■ **EXERCISE**
Sift the listing for lines that hold the string "received" and pull them out.

■ **EXERCISE DATA**

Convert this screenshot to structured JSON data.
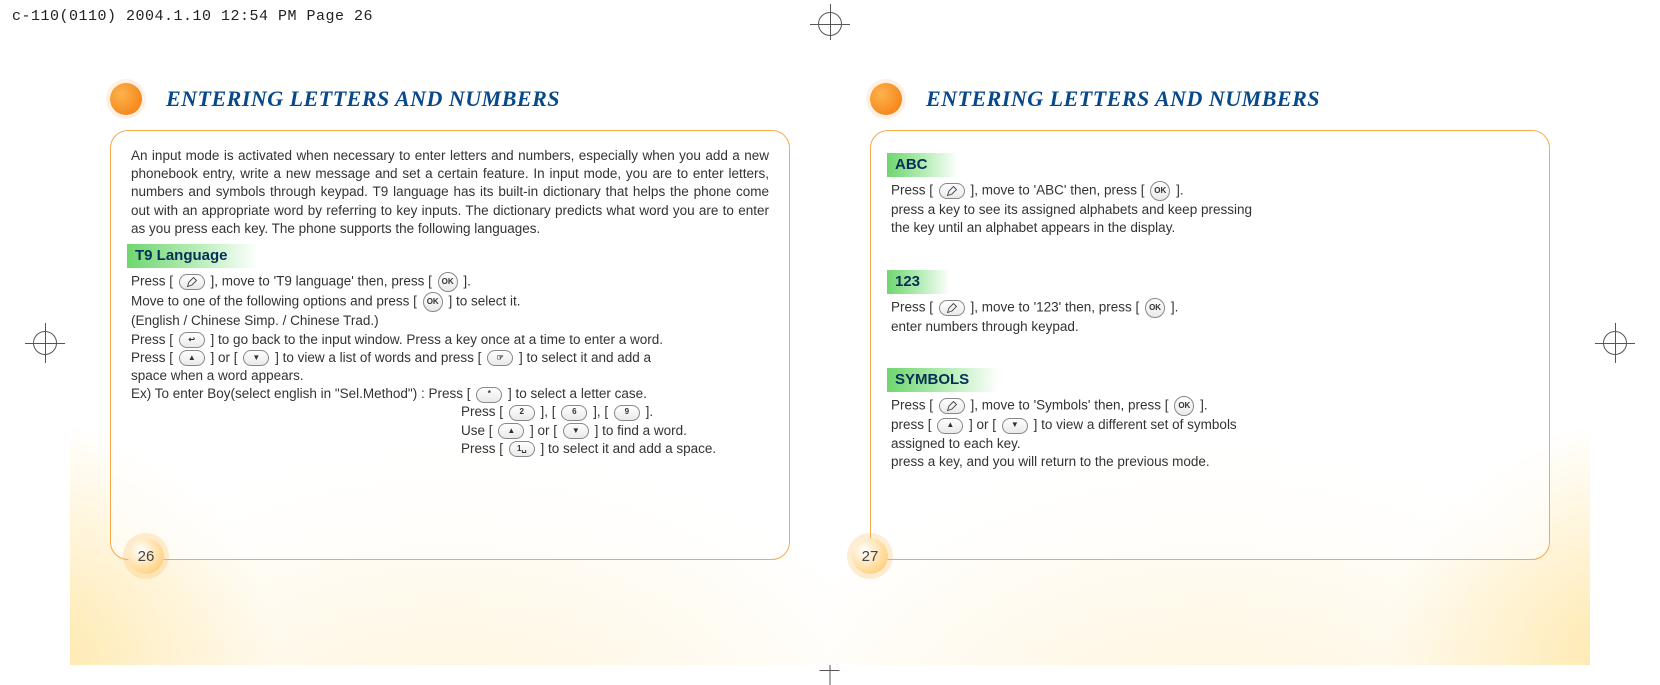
{
  "printmark": "c-110(0110)  2004.1.10  12:54 PM  Page 26",
  "left": {
    "title": "ENTERING LETTERS AND NUMBERS",
    "intro": "An input mode is activated when necessary to enter letters and numbers, especially when you add a new phonebook entry, write a new message and set a certain feature. In input mode, you are to enter letters, numbers and symbols through keypad. T9 language has its built-in dictionary that helps the phone come out with an appropriate word by referring to key inputs. The dictionary predicts what word you are to enter as you press each key. The phone supports the following languages.",
    "sub_t9": "T9 Language",
    "t9_l1a": "Press [",
    "t9_l1b": "], move to 'T9 language' then, press [",
    "t9_l1c": "].",
    "t9_l2a": "Move to one of the following options and press [",
    "t9_l2b": "] to select it.",
    "t9_l3": "(English / Chinese Simp. / Chinese Trad.)",
    "t9_l4a": "Press [",
    "t9_l4b": "] to go back to the input window. Press a key once at a time to enter a word.",
    "t9_l5a": "Press [",
    "t9_l5b": "] or [",
    "t9_l5c": "] to view a list of words and press [",
    "t9_l5d": "] to select it and add a",
    "t9_l6": "space when a word appears.",
    "t9_ex_prefix": "Ex) To enter Boy(select english in \"Sel.Method\") : ",
    "t9_ex_l1a": "Press [",
    "t9_ex_l1b": "] to select a letter case.",
    "t9_ex_l2a": "Press [",
    "t9_ex_l2b": "], [",
    "t9_ex_l2c": "], [",
    "t9_ex_l2d": "].",
    "t9_ex_l3a": "Use [",
    "t9_ex_l3b": "] or [",
    "t9_ex_l3c": "] to find a word.",
    "t9_ex_l4a": "Press [",
    "t9_ex_l4b": "] to select it and add a space.",
    "pagenum": "26"
  },
  "right": {
    "title": "ENTERING LETTERS AND NUMBERS",
    "sub_abc": "ABC",
    "abc_l1a": "Press [",
    "abc_l1b": "], move to 'ABC' then, press [",
    "abc_l1c": "].",
    "abc_l2": "press a key to see its assigned alphabets and keep pressing",
    "abc_l3": "the key until an alphabet appears in the display.",
    "sub_123": "123",
    "n123_l1a": "Press [",
    "n123_l1b": "], move to '123' then, press [",
    "n123_l1c": "].",
    "n123_l2": "enter numbers through keypad.",
    "sub_sym": "SYMBOLS",
    "sym_l1a": "Press [",
    "sym_l1b": "], move to 'Symbols' then, press [",
    "sym_l1c": "].",
    "sym_l2a": "press [",
    "sym_l2b": "] or [",
    "sym_l2c": "] to view a different set of symbols",
    "sym_l3": "assigned to each key.",
    "sym_l4": "press a key, and you will return to the previous mode.",
    "pagenum": "27"
  },
  "icons": {
    "ok": "OK",
    "back": "↩",
    "up": "▲",
    "down": "▼",
    "key_star": "*",
    "key_2": "2",
    "key_6": "6",
    "key_9": "9",
    "key_1u": "1␣",
    "hand": "☞"
  }
}
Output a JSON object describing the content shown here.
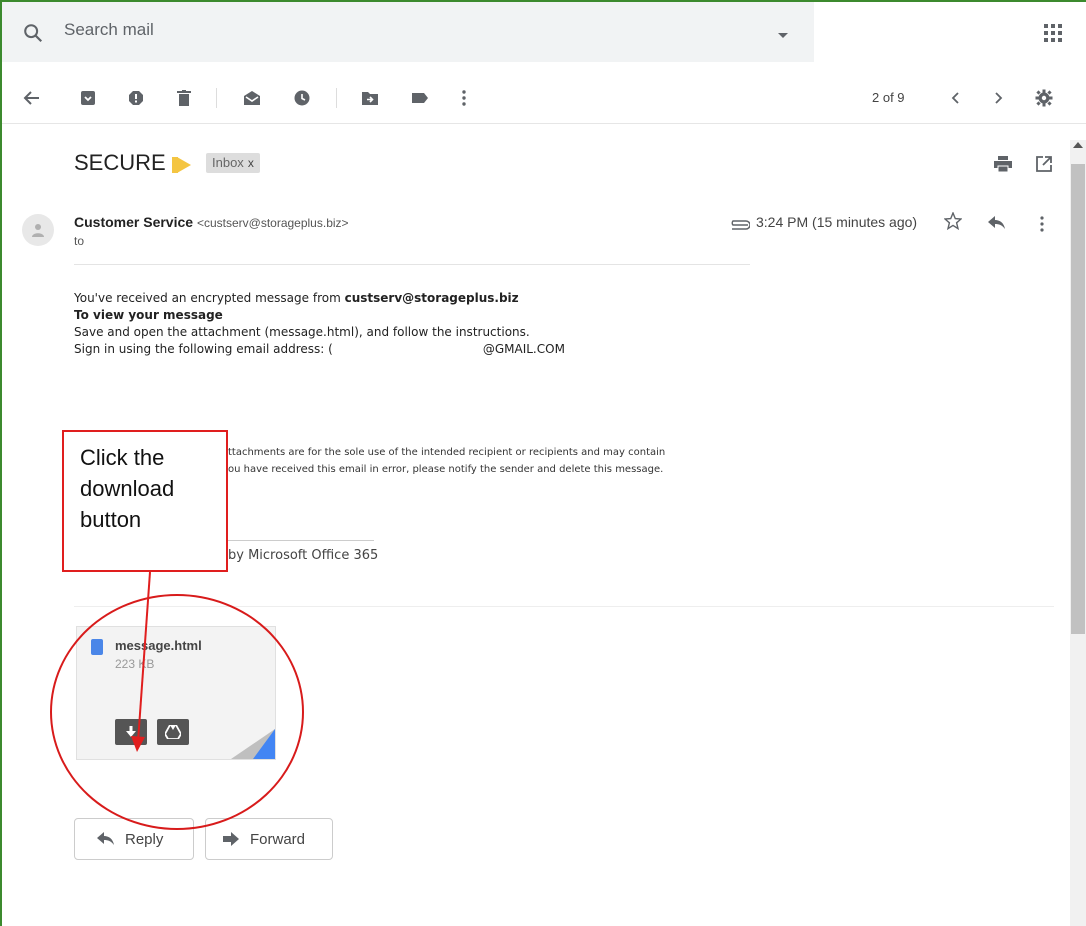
{
  "search": {
    "placeholder": "Search mail"
  },
  "toolbar": {
    "pager": "2 of 9"
  },
  "email": {
    "subject": "SECURE",
    "label": "Inbox",
    "label_close": "x",
    "sender_name": "Customer Service",
    "sender_email": "<custserv@storageplus.biz>",
    "to": "to",
    "time": "3:24 PM (15 minutes ago)",
    "body": {
      "line1_prefix": "You've received an encrypted message from ",
      "line1_bold": "custserv@storageplus.biz",
      "line2": "To view your message",
      "line3": "Save and open the attachment (message.html), and follow the instructions.",
      "line4_prefix": "Sign in using the following email address: (",
      "line4_suffix": "@GMAIL.COM",
      "disclaimer1": "ttachments are for the sole use of the intended recipient or recipients and may contain",
      "disclaimer2": "ou have received this email in error, please notify the sender and delete this message.",
      "footer": "by Microsoft Office 365"
    }
  },
  "attachment": {
    "name": "message.html",
    "size": "223 KB"
  },
  "actions": {
    "reply": "Reply",
    "forward": "Forward"
  },
  "annotation": {
    "callout": "Click the download button"
  },
  "colors": {
    "label": "#f4c542",
    "annotation": "#e01e1e",
    "file": "#4a86e8"
  }
}
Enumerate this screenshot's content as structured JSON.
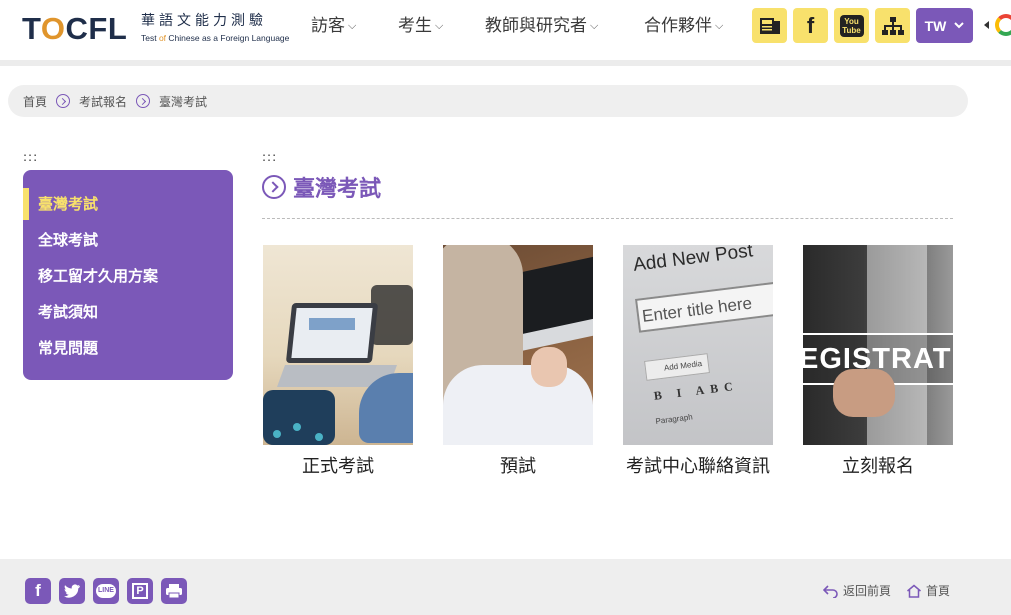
{
  "header": {
    "logo_word": "TOCFL",
    "logo_cn": "華語文能力測驗",
    "logo_en_pre": "Test ",
    "logo_en_of": "of",
    "logo_en_post": " Chinese as a Foreign Language",
    "nav": [
      {
        "label": "訪客"
      },
      {
        "label": "考生"
      },
      {
        "label": "教師與研究者"
      },
      {
        "label": "合作夥伴"
      }
    ],
    "youtube_label": "You Tube",
    "facebook_label": "f",
    "language": "TW"
  },
  "breadcrumb": [
    "首頁",
    "考試報名",
    "臺灣考試"
  ],
  "accesskey": ":::",
  "sidebar": {
    "items": [
      {
        "label": "臺灣考試",
        "active": true
      },
      {
        "label": "全球考試",
        "active": false
      },
      {
        "label": "移工留才久用方案",
        "active": false
      },
      {
        "label": "考試須知",
        "active": false
      },
      {
        "label": "常見問題",
        "active": false
      }
    ]
  },
  "main": {
    "title": "臺灣考試",
    "cards": [
      {
        "caption": "正式考試"
      },
      {
        "caption": "預試"
      },
      {
        "caption": "考試中心聯絡資訊"
      },
      {
        "caption": "立刻報名"
      }
    ],
    "card3_image_text": {
      "heading": "Add New Post",
      "field": "Enter title here",
      "media": "Add Media",
      "toolbar": "B I ABC",
      "paragraph": "Paragraph"
    },
    "card4_image_text": "EGISTRATIO"
  },
  "footer": {
    "share": [
      {
        "label": "f"
      },
      {
        "label": "t"
      },
      {
        "label": "LINE"
      },
      {
        "label": "P"
      },
      {
        "label": "print"
      }
    ],
    "back_label": "返回前頁",
    "home_label": "首頁"
  },
  "colors": {
    "accent_purple": "#7b58b8",
    "accent_yellow": "#f8e16c",
    "logo_navy": "#1f2e4a",
    "logo_orange": "#e0952c"
  }
}
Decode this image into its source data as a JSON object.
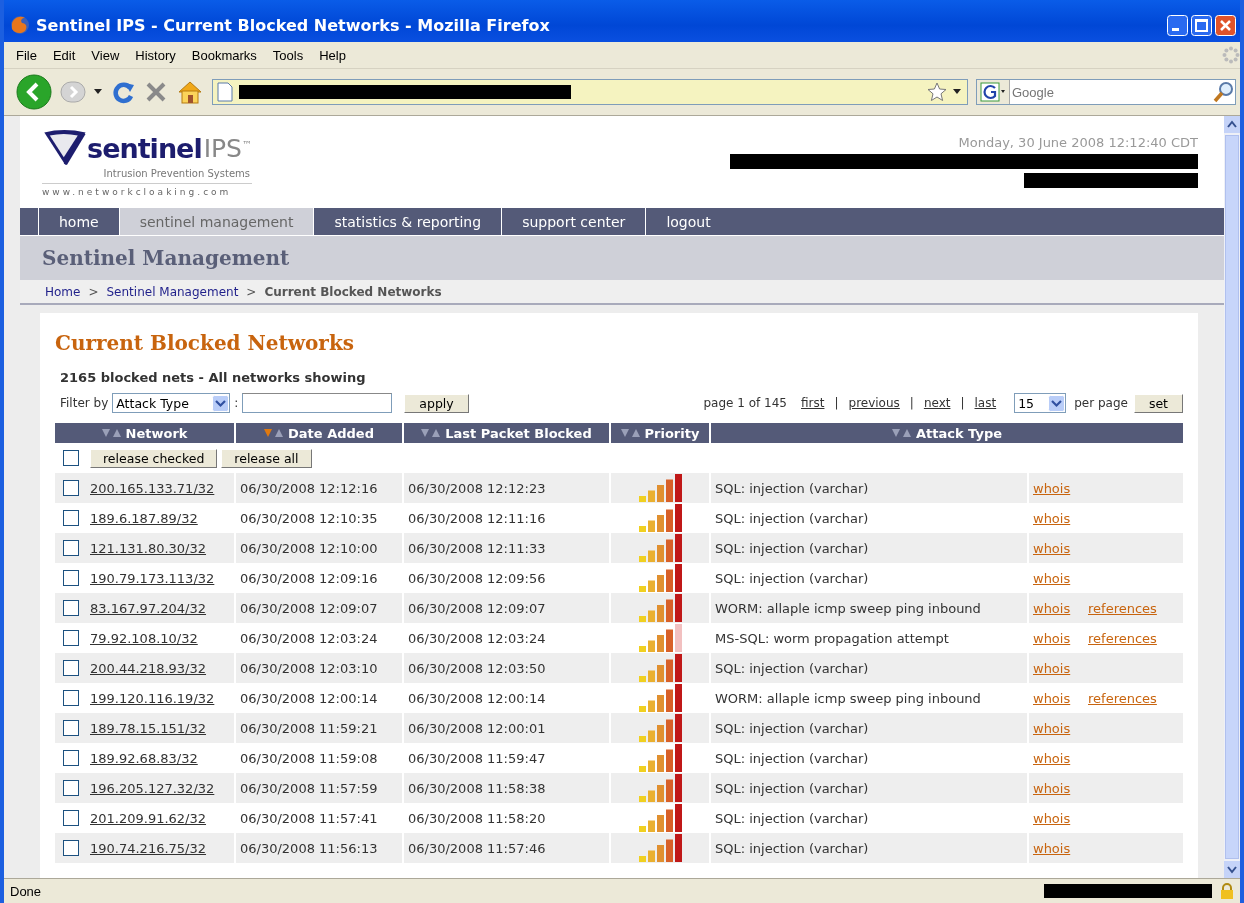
{
  "window": {
    "title": "Sentinel IPS - Current Blocked Networks - Mozilla Firefox"
  },
  "menu": [
    "File",
    "Edit",
    "View",
    "History",
    "Bookmarks",
    "Tools",
    "Help"
  ],
  "toolbar": {
    "search_placeholder": "Google"
  },
  "header": {
    "brand": "sentinel",
    "brand_suffix": "IPS$^{™}$",
    "tagline": "Intrusion Prevention Systems",
    "site": "www.networkcloaking.com",
    "date": "Monday, 30 June 2008 12:12:40 CDT"
  },
  "tabs": [
    {
      "label": "home",
      "selected": false
    },
    {
      "label": "sentinel management",
      "selected": true
    },
    {
      "label": "statistics & reporting",
      "selected": false
    },
    {
      "label": "support center",
      "selected": false
    },
    {
      "label": "logout",
      "selected": false
    }
  ],
  "page_title": "Sentinel Management",
  "breadcrumb": [
    {
      "label": "Home",
      "kind": "link"
    },
    {
      "label": ">",
      "kind": "separator"
    },
    {
      "label": "Sentinel Management",
      "kind": "link"
    },
    {
      "label": ">",
      "kind": "separator"
    },
    {
      "label": "Current Blocked Networks",
      "kind": "current"
    }
  ],
  "section_title": "Current Blocked Networks",
  "summary": "2165 blocked nets - All networks showing",
  "filter": {
    "label": "Filter by",
    "field": "Attack Type",
    "colon": ":",
    "button": "apply"
  },
  "pagination": {
    "info": "page 1 of 145",
    "links": [
      "first",
      "previous",
      "next",
      "last"
    ],
    "separator": "|",
    "per_page_value": "15",
    "per_page_label": "per page",
    "button": "set"
  },
  "table": {
    "columns": [
      {
        "label": "Network",
        "sorted": false
      },
      {
        "label": "Date Added",
        "sorted": true
      },
      {
        "label": "Last Packet Blocked",
        "sorted": false
      },
      {
        "label": "Priority",
        "sorted": false
      },
      {
        "label": "Attack Type",
        "sorted": false
      }
    ],
    "select_all": {
      "checked": false
    },
    "actions": [
      "release checked",
      "release all"
    ],
    "rows": [
      {
        "checked": false,
        "network": "200.165.133.71/32",
        "added": "06/30/2008 12:12:16",
        "last": "06/30/2008 12:12:23",
        "kind": "high",
        "attack": "SQL: injection (varchar)",
        "whois": "whois"
      },
      {
        "checked": false,
        "network": "189.6.187.89/32",
        "added": "06/30/2008 12:10:35",
        "last": "06/30/2008 12:11:16",
        "kind": "high",
        "attack": "SQL: injection (varchar)",
        "whois": "whois"
      },
      {
        "checked": false,
        "network": "121.131.80.30/32",
        "added": "06/30/2008 12:10:00",
        "last": "06/30/2008 12:11:33",
        "kind": "high",
        "attack": "SQL: injection (varchar)",
        "whois": "whois"
      },
      {
        "checked": false,
        "network": "190.79.173.113/32",
        "added": "06/30/2008 12:09:16",
        "last": "06/30/2008 12:09:56",
        "kind": "high",
        "attack": "SQL: injection (varchar)",
        "whois": "whois"
      },
      {
        "checked": false,
        "network": "83.167.97.204/32",
        "added": "06/30/2008 12:09:07",
        "last": "06/30/2008 12:09:07",
        "kind": "high",
        "attack": "WORM: allaple icmp sweep ping inbound",
        "whois": "whois",
        "references": "references"
      },
      {
        "checked": false,
        "network": "79.92.108.10/32",
        "added": "06/30/2008 12:03:24",
        "last": "06/30/2008 12:03:24",
        "kind": "medium",
        "attack": "MS-SQL: worm propagation attempt",
        "whois": "whois",
        "references": "references"
      },
      {
        "checked": false,
        "network": "200.44.218.93/32",
        "added": "06/30/2008 12:03:10",
        "last": "06/30/2008 12:03:50",
        "kind": "high",
        "attack": "SQL: injection (varchar)",
        "whois": "whois"
      },
      {
        "checked": false,
        "network": "199.120.116.19/32",
        "added": "06/30/2008 12:00:14",
        "last": "06/30/2008 12:00:14",
        "kind": "high",
        "attack": "WORM: allaple icmp sweep ping inbound",
        "whois": "whois",
        "references": "references"
      },
      {
        "checked": false,
        "network": "189.78.15.151/32",
        "added": "06/30/2008 11:59:21",
        "last": "06/30/2008 12:00:01",
        "kind": "high",
        "attack": "SQL: injection (varchar)",
        "whois": "whois"
      },
      {
        "checked": false,
        "network": "189.92.68.83/32",
        "added": "06/30/2008 11:59:08",
        "last": "06/30/2008 11:59:47",
        "kind": "high",
        "attack": "SQL: injection (varchar)",
        "whois": "whois"
      },
      {
        "checked": false,
        "network": "196.205.127.32/32",
        "added": "06/30/2008 11:57:59",
        "last": "06/30/2008 11:58:38",
        "kind": "high",
        "attack": "SQL: injection (varchar)",
        "whois": "whois"
      },
      {
        "checked": false,
        "network": "201.209.91.62/32",
        "added": "06/30/2008 11:57:41",
        "last": "06/30/2008 11:58:20",
        "kind": "high",
        "attack": "SQL: injection (varchar)",
        "whois": "whois"
      },
      {
        "checked": false,
        "network": "190.74.216.75/32",
        "added": "06/30/2008 11:56:13",
        "last": "06/30/2008 11:57:46",
        "kind": "high",
        "attack": "SQL: injection (varchar)",
        "whois": "whois"
      }
    ]
  },
  "status_bar": {
    "text": "Done"
  }
}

■ **SOLUTION TO THE EXERCISE**
      "line1_prefix": "You've received an encrypted message from ",
      "disclaimer2": "ou have received this email in error, please notify the sender and delete this message.",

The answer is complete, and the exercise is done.